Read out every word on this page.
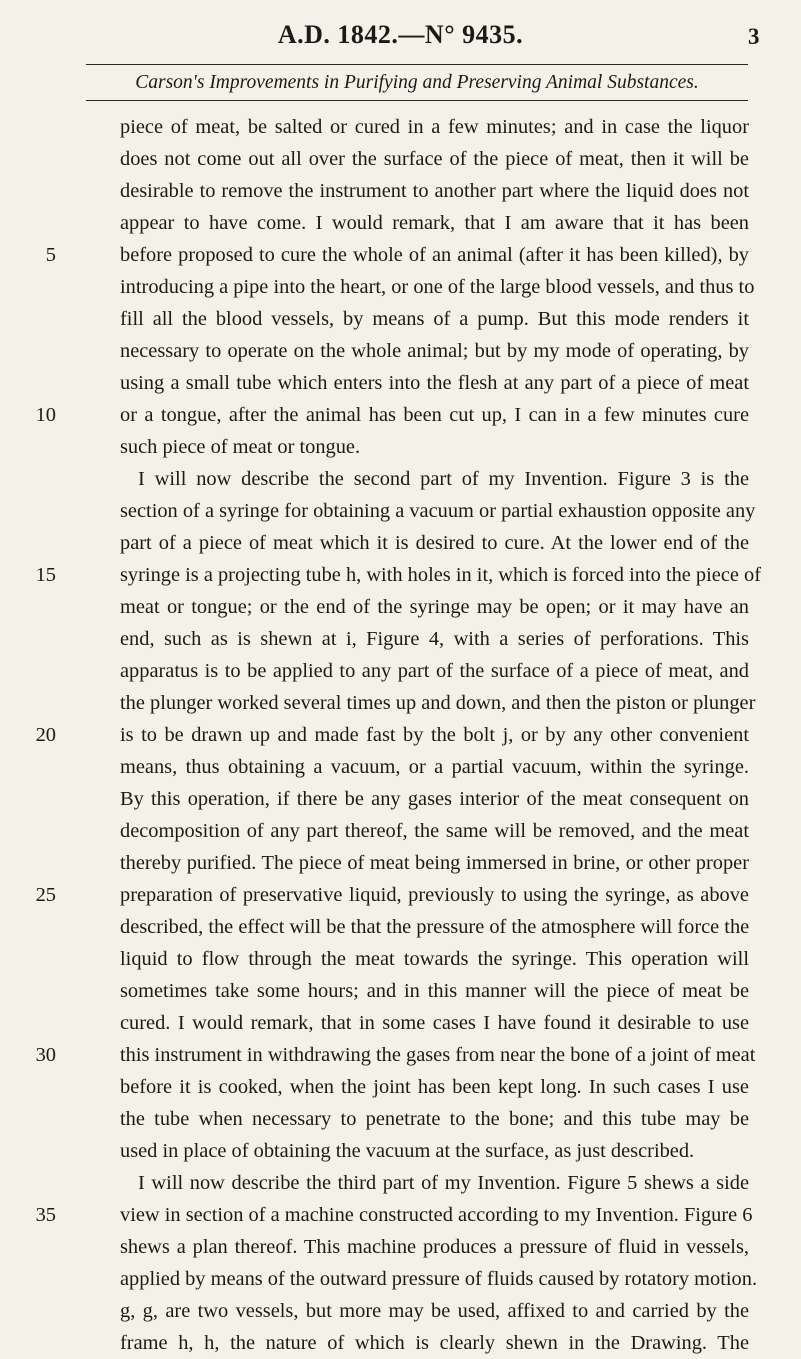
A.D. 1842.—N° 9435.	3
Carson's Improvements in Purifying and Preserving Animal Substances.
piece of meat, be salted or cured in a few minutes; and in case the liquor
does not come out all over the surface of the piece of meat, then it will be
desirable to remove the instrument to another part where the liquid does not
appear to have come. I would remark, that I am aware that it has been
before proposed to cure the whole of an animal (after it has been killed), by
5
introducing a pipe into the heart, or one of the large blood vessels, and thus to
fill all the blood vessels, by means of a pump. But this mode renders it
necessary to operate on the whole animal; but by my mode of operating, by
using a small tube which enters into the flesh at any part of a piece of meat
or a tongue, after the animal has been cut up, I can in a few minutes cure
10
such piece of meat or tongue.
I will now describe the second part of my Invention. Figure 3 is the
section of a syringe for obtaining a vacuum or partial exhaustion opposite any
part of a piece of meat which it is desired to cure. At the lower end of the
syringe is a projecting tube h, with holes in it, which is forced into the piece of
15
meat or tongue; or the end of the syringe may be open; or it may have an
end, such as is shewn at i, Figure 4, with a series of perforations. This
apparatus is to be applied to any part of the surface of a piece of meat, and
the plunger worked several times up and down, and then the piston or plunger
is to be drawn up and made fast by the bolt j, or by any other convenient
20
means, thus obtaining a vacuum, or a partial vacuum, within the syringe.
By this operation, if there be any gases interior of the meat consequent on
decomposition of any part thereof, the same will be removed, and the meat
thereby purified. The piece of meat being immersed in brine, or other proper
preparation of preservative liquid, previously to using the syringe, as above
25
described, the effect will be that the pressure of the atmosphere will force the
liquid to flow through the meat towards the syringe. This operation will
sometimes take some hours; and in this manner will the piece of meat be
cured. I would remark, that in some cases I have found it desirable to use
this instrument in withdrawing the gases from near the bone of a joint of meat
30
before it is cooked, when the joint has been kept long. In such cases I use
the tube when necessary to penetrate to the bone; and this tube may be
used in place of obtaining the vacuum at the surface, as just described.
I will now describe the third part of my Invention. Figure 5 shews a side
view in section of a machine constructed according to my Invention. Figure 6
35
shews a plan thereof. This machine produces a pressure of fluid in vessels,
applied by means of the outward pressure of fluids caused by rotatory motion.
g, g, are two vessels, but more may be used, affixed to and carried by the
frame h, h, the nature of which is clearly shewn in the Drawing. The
_ _ _
→ **AIM**: Copy out every line from the material above in which the word "shews" appears.

→ **TASK RESULT**:
I will now describe the third part of my Invention. Figure 5 shews a side
shews a plan thereof. This machine produces a pressure of fluid in vessels,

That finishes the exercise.